▸ **DATASET RECORDS**:
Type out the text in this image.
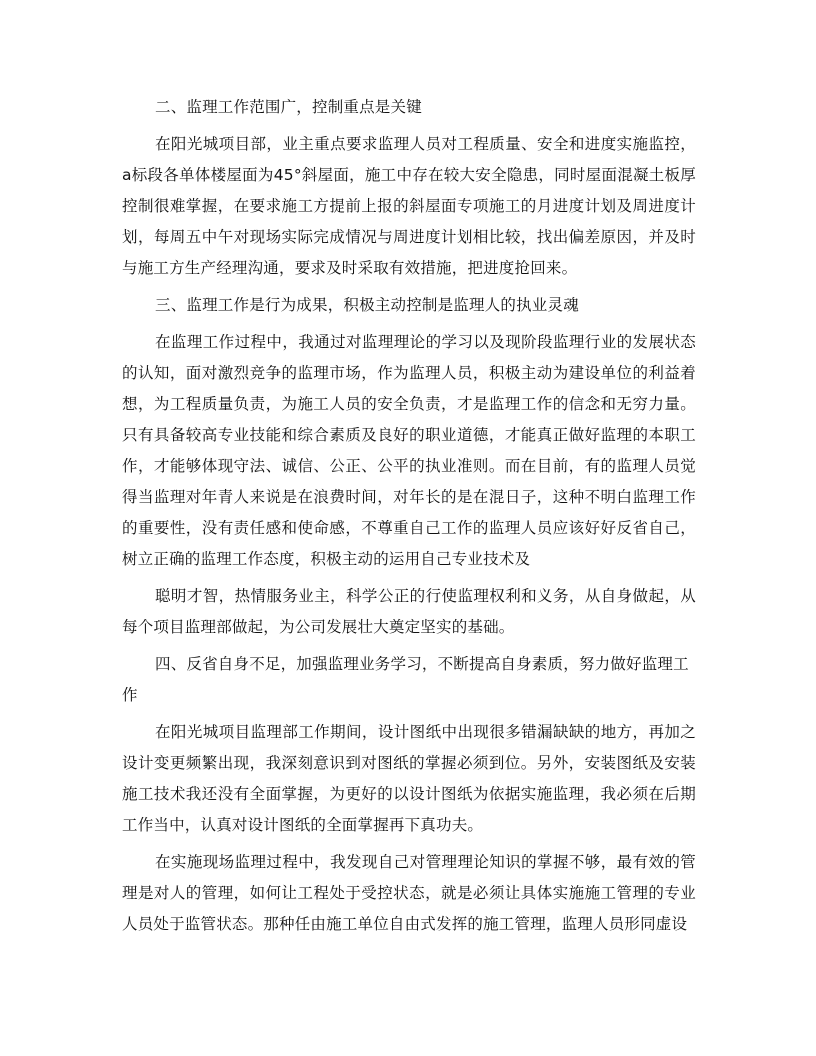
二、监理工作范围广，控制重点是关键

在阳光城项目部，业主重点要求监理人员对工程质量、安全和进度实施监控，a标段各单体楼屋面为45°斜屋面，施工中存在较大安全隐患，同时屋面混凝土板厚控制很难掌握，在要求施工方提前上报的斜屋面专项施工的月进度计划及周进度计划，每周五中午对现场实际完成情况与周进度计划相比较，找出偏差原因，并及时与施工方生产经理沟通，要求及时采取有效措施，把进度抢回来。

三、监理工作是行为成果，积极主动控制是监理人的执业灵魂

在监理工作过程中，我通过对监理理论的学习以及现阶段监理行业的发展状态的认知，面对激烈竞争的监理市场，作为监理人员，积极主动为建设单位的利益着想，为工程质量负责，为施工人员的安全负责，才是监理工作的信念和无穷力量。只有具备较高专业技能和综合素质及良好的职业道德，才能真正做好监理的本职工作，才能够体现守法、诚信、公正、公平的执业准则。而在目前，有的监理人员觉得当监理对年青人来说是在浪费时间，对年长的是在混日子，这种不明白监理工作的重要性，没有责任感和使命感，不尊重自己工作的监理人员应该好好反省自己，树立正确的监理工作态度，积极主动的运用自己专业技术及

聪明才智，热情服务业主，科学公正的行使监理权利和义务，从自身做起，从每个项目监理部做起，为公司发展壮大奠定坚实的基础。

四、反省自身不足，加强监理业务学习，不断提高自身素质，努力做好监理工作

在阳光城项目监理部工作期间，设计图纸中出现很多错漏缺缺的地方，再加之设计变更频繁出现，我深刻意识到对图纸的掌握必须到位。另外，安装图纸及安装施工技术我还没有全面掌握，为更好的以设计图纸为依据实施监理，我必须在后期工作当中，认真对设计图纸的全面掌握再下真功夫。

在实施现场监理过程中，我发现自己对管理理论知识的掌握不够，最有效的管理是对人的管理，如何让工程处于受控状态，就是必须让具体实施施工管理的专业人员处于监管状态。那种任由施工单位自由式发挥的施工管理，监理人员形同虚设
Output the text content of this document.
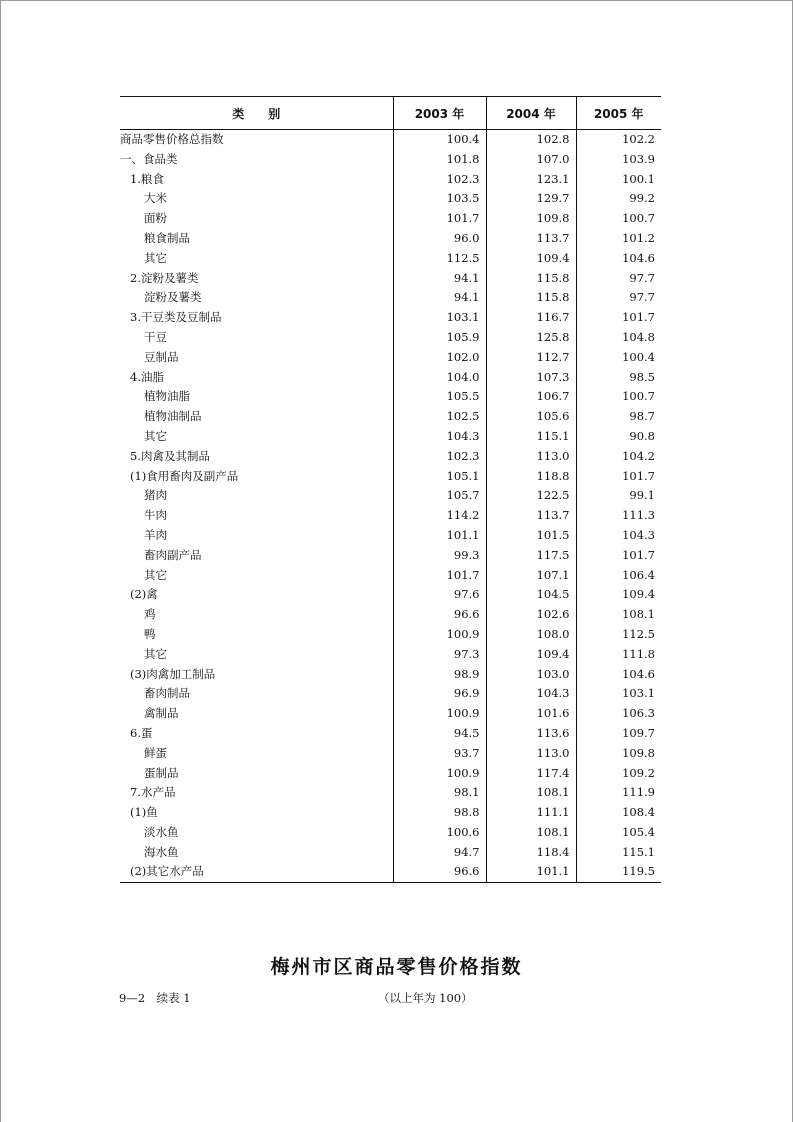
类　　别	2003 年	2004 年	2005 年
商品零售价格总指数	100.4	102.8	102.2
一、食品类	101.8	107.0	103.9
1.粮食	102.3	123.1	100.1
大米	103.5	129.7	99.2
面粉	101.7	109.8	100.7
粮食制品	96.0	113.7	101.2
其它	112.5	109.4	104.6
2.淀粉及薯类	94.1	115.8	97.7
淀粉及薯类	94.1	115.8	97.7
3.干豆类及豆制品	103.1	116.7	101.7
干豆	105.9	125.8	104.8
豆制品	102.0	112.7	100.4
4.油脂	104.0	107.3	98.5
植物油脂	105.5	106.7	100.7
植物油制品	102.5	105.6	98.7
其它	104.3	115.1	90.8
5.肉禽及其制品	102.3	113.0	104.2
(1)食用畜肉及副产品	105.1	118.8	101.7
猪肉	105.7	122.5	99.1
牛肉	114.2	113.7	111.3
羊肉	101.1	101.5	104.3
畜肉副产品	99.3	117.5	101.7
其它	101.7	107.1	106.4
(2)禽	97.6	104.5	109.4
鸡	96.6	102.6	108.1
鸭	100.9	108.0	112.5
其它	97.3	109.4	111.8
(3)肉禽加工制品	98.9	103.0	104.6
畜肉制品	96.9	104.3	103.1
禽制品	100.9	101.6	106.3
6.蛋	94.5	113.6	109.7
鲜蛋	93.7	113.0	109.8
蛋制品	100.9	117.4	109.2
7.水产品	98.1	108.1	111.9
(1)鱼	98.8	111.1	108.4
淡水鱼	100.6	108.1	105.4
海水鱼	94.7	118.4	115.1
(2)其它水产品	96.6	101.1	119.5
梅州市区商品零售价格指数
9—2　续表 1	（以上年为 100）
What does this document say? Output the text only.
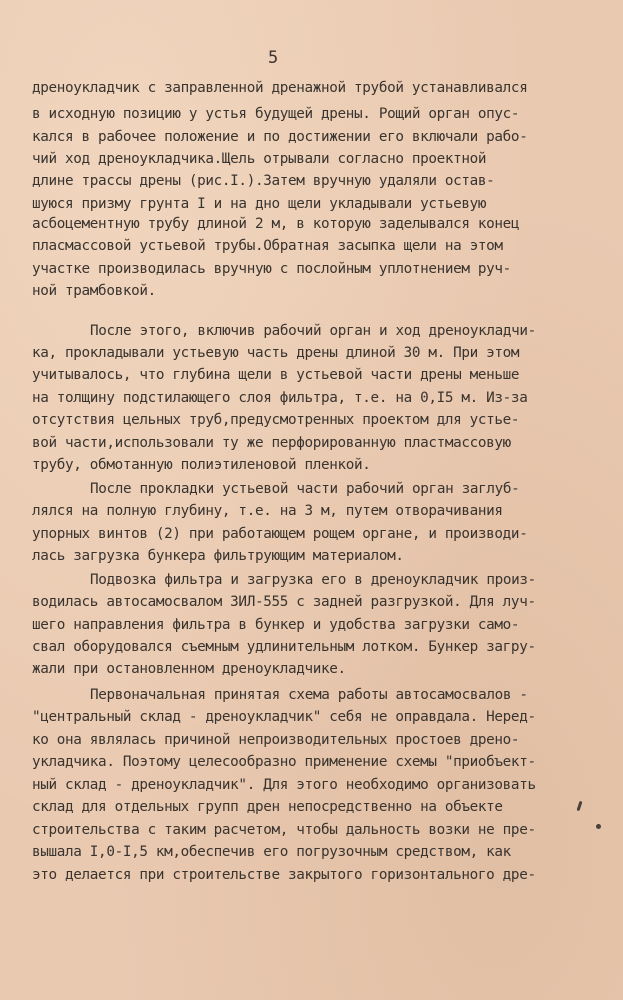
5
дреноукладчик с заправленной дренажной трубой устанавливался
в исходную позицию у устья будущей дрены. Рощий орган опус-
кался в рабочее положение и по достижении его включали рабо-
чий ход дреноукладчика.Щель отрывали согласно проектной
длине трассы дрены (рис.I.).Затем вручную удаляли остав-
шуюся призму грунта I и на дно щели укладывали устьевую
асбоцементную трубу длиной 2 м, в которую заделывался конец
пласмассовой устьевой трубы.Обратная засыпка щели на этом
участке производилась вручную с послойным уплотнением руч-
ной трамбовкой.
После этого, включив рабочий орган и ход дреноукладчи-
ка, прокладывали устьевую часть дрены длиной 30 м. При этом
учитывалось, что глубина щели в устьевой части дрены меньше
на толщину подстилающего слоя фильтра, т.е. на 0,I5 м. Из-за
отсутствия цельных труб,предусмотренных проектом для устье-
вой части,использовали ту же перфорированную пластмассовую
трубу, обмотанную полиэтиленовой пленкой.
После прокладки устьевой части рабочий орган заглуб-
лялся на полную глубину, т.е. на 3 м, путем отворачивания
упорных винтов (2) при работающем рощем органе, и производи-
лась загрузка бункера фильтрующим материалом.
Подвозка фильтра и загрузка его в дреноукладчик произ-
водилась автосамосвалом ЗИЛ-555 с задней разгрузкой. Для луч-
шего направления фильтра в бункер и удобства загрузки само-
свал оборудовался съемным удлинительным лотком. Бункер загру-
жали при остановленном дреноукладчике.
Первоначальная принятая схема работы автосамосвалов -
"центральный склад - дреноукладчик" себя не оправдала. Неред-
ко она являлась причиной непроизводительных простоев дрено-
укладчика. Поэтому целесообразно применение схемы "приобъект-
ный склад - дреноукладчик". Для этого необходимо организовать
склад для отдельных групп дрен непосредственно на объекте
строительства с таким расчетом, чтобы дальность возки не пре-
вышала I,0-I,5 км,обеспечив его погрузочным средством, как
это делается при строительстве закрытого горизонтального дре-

▸ **WORK TO BE COMPLETED**: Repeat the data exactly, dropping every picture it holds.

▸ **EXERCISE RESPONSE**:
Type out the text in this image.
二、监理工作范围广，控制重点是关键

在阳光城项目部，业主重点要求监理人员对工程质量、安全和进度实施监控，a标段各单体楼屋面为45°斜屋面，施工中存在较大安全隐患，同时屋面混凝土板厚控制很难掌握，在要求施工方提前上报的斜屋面专项施工的月进度计划及周进度计划，每周五中午对现场实际完成情况与周进度计划相比较，找出偏差原因，并及时与施工方生产经理沟通，要求及时采取有效措施，把进度抢回来。

三、监理工作是行为成果，积极主动控制是监理人的执业灵魂

在监理工作过程中，我通过对监理理论的学习以及现阶段监理行业的发展状态的认知，面对激烈竞争的监理市场，作为监理人员，积极主动为建设单位的利益着想，为工程质量负责，为施工人员的安全负责，才是监理工作的信念和无穷力量。只有具备较高专业技能和综合素质及良好的职业道德，才能真正做好监理的本职工作，才能够体现守法、诚信、公正、公平的执业准则。而在目前，有的监理人员觉得当监理对年青人来说是在浪费时间，对年长的是在混日子，这种不明白监理工作的重要性，没有责任感和使命感，不尊重自己工作的监理人员应该好好反省自己，树立正确的监理工作态度，积极主动的运用自己专业技术及

聪明才智，热情服务业主，科学公正的行使监理权利和义务，从自身做起，从每个项目监理部做起，为公司发展壮大奠定坚实的基础。

四、反省自身不足，加强监理业务学习，不断提高自身素质，努力做好监理工作

在阳光城项目监理部工作期间，设计图纸中出现很多错漏缺缺的地方，再加之设计变更频繁出现，我深刻意识到对图纸的掌握必须到位。另外，安装图纸及安装施工技术我还没有全面掌握，为更好的以设计图纸为依据实施监理，我必须在后期工作当中，认真对设计图纸的全面掌握再下真功夫。

在实施现场监理过程中，我发现自己对管理理论知识的掌握不够，最有效的管理是对人的管理，如何让工程处于受控状态，就是必须让具体实施施工管理的专业人员处于监管状态。那种任由施工单位自由式发挥的施工管理，监理人员形同虚设
Output the text content of this document.
类　　别	2003 年	2004 年	2005 年
商品零售价格总指数	100.4	102.8	102.2
一、食品类	101.8	107.0	103.9
1.粮食	102.3	123.1	100.1
大米	103.5	129.7	99.2
面粉	101.7	109.8	100.7
粮食制品	96.0	113.7	101.2
其它	112.5	109.4	104.6
2.淀粉及薯类	94.1	115.8	97.7
淀粉及薯类	94.1	115.8	97.7
3.干豆类及豆制品	103.1	116.7	101.7
干豆	105.9	125.8	104.8
豆制品	102.0	112.7	100.4
4.油脂	104.0	107.3	98.5
植物油脂	105.5	106.7	100.7
植物油制品	102.5	105.6	98.7
其它	104.3	115.1	90.8
5.肉禽及其制品	102.3	113.0	104.2
(1)食用畜肉及副产品	105.1	118.8	101.7
猪肉	105.7	122.5	99.1
牛肉	114.2	113.7	111.3
羊肉	101.1	101.5	104.3
畜肉副产品	99.3	117.5	101.7
其它	101.7	107.1	106.4
(2)禽	97.6	104.5	109.4
鸡	96.6	102.6	108.1
鸭	100.9	108.0	112.5
其它	97.3	109.4	111.8
(3)肉禽加工制品	98.9	103.0	104.6
畜肉制品	96.9	104.3	103.1
禽制品	100.9	101.6	106.3
6.蛋	94.5	113.6	109.7
鲜蛋	93.7	113.0	109.8
蛋制品	100.9	117.4	109.2
7.水产品	98.1	108.1	111.9
(1)鱼	98.8	111.1	108.4
淡水鱼	100.6	108.1	105.4
海水鱼	94.7	118.4	115.1
(2)其它水产品	96.6	101.1	119.5
梅州市区商品零售价格指数
9—2　续表 1	（以上年为 100）
What does this document say? Output the text only.
5
дреноукладчик с заправленной дренажной трубой устанавливался
в исходную позицию у устья будущей дрены. Рощий орган опус-
кался в рабочее положение и по достижении его включали рабо-
чий ход дреноукладчика.Щель отрывали согласно проектной
длине трассы дрены (рис.I.).Затем вручную удаляли остав-
шуюся призму грунта I и на дно щели укладывали устьевую
асбоцементную трубу длиной 2 м, в которую заделывался конец
пласмассовой устьевой трубы.Обратная засыпка щели на этом
участке производилась вручную с послойным уплотнением руч-
ной трамбовкой.
После этого, включив рабочий орган и ход дреноукладчи-
ка, прокладывали устьевую часть дрены длиной 30 м. При этом
учитывалось, что глубина щели в устьевой части дрены меньше
на толщину подстилающего слоя фильтра, т.е. на 0,I5 м. Из-за
отсутствия цельных труб,предусмотренных проектом для устье-
вой части,использовали ту же перфорированную пластмассовую
трубу, обмотанную полиэтиленовой пленкой.
После прокладки устьевой части рабочий орган заглуб-
лялся на полную глубину, т.е. на 3 м, путем отворачивания
упорных винтов (2) при работающем рощем органе, и производи-
лась загрузка бункера фильтрующим материалом.
Подвозка фильтра и загрузка его в дреноукладчик произ-
водилась автосамосвалом ЗИЛ-555 с задней разгрузкой. Для луч-
шего направления фильтра в бункер и удобства загрузки само-
свал оборудовался съемным удлинительным лотком. Бункер загру-
жали при остановленном дреноукладчике.
Первоначальная принятая схема работы автосамосвалов -
"центральный склад - дреноукладчик" себя не оправдала. Неред-
ко она являлась причиной непроизводительных простоев дрено-
укладчика. Поэтому целесообразно применение схемы "приобъект-
ный склад - дреноукладчик". Для этого необходимо организовать
склад для отдельных групп дрен непосредственно на объекте
строительства с таким расчетом, чтобы дальность возки не пре-
вышала I,0-I,5 км,обеспечив его погрузочным средством, как
это делается при строительстве закрытого горизонтального дре-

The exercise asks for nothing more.